___ Data extract

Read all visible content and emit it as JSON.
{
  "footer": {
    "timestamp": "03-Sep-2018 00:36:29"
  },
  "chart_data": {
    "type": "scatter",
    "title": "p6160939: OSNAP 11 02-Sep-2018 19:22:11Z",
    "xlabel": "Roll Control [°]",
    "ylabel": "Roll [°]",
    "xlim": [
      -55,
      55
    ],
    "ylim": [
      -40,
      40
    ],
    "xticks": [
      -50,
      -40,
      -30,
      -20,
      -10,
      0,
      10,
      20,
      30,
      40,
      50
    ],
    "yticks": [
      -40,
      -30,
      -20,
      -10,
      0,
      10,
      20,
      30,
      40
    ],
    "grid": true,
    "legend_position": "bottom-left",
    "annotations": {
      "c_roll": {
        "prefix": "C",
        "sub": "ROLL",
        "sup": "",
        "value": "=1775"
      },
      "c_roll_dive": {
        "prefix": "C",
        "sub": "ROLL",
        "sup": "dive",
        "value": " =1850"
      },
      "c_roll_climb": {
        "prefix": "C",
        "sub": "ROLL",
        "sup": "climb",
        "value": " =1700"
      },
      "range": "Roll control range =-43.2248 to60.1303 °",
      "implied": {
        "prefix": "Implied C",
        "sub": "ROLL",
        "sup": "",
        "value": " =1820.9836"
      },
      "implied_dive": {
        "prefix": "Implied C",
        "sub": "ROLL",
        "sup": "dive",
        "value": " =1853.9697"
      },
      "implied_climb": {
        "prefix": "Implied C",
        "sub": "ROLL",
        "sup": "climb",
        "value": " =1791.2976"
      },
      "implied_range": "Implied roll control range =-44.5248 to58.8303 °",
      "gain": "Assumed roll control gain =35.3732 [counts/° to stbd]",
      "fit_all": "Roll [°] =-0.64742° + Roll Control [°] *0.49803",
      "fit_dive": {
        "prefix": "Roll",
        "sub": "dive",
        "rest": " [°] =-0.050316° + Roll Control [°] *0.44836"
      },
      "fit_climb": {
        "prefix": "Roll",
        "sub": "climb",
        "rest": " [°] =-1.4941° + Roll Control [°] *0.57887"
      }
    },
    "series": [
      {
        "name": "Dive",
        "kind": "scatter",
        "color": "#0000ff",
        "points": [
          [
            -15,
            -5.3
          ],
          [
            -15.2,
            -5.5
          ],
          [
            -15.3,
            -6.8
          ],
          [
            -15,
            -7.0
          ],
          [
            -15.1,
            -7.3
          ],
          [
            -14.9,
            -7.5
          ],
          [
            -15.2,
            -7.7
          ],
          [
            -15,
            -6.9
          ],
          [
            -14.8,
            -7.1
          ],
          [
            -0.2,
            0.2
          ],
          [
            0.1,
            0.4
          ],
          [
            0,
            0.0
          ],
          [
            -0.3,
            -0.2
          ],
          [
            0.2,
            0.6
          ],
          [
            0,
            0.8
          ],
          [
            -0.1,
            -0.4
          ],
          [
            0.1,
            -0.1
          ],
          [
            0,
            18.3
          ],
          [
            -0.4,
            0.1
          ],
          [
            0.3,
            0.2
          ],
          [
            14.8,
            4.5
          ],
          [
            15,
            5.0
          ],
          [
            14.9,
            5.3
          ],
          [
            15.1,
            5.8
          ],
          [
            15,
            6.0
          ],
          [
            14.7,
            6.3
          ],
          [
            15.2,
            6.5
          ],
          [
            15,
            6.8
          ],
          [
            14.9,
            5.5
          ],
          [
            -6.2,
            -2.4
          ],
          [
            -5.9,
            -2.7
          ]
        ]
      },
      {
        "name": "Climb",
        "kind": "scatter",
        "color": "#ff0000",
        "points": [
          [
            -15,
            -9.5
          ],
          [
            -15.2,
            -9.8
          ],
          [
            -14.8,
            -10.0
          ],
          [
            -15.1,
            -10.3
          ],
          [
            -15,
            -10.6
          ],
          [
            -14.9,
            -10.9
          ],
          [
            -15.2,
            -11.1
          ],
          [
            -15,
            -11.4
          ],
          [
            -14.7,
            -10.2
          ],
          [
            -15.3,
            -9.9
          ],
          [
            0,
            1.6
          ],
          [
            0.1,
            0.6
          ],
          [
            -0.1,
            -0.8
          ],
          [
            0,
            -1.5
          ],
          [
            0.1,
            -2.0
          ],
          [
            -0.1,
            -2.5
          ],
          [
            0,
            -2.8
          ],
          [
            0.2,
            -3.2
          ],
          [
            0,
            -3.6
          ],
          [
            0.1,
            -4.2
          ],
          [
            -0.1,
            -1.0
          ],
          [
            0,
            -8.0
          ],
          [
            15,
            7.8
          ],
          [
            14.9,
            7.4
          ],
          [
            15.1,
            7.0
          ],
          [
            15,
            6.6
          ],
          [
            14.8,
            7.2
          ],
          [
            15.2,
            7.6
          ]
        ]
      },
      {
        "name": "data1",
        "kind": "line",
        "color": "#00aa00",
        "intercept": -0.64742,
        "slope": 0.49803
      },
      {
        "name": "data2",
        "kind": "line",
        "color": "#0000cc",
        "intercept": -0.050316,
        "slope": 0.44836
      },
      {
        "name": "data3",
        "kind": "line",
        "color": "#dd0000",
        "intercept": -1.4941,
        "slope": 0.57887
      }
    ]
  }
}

______

Provide only the count of lines in the material above that hold the word "range".

→ Worked answer
2